What you have to do -> Identify all lines below that hold "انتقال" and collect them.

━━━

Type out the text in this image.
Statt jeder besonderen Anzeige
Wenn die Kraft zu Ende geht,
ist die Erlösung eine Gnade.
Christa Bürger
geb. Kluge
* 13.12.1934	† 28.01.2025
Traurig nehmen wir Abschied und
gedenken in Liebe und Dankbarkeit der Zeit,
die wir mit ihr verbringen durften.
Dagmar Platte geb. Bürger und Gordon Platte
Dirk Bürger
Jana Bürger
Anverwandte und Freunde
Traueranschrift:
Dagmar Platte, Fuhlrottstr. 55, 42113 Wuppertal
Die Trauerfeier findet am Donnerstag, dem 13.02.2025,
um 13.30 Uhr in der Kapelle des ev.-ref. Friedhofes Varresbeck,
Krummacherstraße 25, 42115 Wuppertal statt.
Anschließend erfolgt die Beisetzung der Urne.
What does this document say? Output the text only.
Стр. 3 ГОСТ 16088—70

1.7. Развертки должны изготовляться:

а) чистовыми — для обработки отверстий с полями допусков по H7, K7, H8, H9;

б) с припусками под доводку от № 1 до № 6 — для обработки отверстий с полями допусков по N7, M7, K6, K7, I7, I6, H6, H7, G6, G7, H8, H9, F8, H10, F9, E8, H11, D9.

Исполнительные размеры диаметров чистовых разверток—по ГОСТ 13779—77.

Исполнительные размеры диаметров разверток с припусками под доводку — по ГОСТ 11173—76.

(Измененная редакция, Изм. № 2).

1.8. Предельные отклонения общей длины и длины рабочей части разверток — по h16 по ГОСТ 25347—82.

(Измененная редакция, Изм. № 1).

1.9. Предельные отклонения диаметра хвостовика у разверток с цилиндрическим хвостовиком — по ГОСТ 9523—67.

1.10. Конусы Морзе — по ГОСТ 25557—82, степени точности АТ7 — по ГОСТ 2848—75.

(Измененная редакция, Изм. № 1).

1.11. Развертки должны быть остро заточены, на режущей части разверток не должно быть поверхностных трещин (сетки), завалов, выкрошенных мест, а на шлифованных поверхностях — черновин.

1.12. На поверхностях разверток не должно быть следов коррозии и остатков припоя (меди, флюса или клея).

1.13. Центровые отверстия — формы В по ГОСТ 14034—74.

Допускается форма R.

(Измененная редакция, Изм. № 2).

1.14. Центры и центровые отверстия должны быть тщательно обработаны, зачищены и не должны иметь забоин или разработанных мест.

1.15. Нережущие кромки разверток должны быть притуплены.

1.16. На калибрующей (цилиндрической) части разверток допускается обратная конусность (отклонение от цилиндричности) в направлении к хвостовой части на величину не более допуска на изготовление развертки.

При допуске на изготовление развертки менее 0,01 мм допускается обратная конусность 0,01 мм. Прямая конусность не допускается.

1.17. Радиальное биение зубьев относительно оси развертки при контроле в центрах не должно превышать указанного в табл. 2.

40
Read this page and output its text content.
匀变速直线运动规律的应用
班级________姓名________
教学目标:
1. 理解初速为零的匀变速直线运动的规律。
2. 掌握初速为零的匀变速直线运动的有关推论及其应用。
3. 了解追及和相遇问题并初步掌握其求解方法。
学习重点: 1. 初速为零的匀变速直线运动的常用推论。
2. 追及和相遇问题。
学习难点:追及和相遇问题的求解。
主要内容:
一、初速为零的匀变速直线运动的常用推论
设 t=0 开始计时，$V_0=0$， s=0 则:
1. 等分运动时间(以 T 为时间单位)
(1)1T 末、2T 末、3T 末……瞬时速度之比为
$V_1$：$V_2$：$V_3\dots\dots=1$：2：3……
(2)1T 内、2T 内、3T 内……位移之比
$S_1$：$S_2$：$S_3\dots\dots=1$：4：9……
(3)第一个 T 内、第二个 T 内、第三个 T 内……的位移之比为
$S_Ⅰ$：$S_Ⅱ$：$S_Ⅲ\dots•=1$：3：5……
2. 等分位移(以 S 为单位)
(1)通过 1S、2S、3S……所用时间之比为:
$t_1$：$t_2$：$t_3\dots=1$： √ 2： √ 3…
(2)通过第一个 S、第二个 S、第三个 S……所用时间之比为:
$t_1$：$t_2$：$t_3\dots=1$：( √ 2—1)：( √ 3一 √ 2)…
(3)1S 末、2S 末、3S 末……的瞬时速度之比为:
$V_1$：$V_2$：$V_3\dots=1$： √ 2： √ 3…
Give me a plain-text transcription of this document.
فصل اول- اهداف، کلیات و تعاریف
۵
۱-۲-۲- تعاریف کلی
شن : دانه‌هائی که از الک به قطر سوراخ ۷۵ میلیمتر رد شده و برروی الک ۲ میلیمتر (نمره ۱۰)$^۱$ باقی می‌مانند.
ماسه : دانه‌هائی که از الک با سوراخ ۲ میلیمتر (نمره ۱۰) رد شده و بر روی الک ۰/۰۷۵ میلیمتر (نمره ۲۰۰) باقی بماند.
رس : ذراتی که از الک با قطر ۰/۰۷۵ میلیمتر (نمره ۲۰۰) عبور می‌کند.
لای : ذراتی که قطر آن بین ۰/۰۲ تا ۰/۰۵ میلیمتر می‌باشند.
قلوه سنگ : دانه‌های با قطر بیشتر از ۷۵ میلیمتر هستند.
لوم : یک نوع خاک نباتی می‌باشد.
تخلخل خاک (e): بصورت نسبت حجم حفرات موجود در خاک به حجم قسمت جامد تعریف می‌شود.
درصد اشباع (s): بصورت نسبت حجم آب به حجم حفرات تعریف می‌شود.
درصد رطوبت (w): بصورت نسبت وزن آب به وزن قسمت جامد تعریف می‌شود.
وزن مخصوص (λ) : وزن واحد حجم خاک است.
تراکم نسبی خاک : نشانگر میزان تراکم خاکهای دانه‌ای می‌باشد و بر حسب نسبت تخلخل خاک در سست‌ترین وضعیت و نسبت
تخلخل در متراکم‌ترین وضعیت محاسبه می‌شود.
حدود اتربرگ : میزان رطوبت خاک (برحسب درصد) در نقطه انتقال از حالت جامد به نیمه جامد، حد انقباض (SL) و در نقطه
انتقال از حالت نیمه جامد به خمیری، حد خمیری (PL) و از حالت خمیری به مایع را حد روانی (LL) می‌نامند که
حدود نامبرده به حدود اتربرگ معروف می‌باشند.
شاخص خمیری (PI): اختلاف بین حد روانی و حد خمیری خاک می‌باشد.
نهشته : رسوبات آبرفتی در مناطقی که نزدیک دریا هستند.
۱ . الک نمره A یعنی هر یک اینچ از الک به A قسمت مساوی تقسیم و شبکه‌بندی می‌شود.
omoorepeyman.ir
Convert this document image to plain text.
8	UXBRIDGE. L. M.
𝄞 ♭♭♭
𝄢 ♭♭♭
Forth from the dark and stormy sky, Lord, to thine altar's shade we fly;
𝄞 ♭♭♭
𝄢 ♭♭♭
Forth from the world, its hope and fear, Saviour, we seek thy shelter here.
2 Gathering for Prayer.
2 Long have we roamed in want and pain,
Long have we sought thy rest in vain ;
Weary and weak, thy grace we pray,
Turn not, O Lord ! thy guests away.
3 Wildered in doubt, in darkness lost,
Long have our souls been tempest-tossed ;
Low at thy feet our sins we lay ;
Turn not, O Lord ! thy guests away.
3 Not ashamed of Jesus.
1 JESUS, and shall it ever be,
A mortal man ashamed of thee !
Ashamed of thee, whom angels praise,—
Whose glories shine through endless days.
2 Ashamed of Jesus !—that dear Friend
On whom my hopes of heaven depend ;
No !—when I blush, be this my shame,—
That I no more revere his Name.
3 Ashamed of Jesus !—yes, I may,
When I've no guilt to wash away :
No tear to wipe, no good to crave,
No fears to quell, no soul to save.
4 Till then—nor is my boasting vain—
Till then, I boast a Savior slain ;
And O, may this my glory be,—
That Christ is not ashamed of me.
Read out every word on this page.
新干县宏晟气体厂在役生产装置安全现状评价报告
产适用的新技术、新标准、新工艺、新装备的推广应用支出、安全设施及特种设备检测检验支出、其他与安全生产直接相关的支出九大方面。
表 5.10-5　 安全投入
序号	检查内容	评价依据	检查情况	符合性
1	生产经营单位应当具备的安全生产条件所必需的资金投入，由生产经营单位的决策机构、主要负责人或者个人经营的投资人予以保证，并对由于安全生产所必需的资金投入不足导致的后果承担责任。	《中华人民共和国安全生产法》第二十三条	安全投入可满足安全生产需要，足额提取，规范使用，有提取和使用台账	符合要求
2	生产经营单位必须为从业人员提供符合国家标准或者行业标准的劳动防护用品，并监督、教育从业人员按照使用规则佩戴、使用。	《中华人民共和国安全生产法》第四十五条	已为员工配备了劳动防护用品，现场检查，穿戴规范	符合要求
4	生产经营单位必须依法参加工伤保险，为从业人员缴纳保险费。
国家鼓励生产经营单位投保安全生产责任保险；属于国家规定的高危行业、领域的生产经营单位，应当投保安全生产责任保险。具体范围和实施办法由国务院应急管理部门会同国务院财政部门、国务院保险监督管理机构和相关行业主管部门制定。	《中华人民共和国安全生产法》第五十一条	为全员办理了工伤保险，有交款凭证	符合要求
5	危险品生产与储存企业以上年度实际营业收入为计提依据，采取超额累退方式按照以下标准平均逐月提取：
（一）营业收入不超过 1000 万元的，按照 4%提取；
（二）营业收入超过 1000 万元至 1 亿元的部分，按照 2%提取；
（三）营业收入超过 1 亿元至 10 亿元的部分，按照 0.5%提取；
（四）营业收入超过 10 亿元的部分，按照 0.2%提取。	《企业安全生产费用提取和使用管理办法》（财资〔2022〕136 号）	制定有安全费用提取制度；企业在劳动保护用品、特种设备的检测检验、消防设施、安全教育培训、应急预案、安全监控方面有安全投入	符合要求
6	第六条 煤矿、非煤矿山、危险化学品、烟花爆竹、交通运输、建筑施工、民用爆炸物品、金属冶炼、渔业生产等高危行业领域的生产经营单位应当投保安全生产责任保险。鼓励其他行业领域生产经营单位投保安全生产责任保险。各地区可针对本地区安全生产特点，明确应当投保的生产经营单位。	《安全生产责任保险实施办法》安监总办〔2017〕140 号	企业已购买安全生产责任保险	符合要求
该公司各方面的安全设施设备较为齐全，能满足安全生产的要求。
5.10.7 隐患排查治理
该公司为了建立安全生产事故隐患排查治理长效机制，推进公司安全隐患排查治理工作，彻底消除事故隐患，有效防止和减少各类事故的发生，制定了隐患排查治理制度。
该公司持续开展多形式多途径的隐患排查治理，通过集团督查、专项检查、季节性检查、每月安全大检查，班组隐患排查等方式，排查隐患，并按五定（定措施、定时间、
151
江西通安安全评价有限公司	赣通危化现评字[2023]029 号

━━━

Response below ->
حدود اتربرگ : میزان رطوبت خاک (برحسب درصد) در نقطه انتقال از حالت جامد به نیمه جامد، حد انقباض (SL) و در نقطه
انتقال از حالت نیمه جامد به خمیری، حد خمیری (PL) و از حالت خمیری به مایع را حد روانی (LL) می‌نامند که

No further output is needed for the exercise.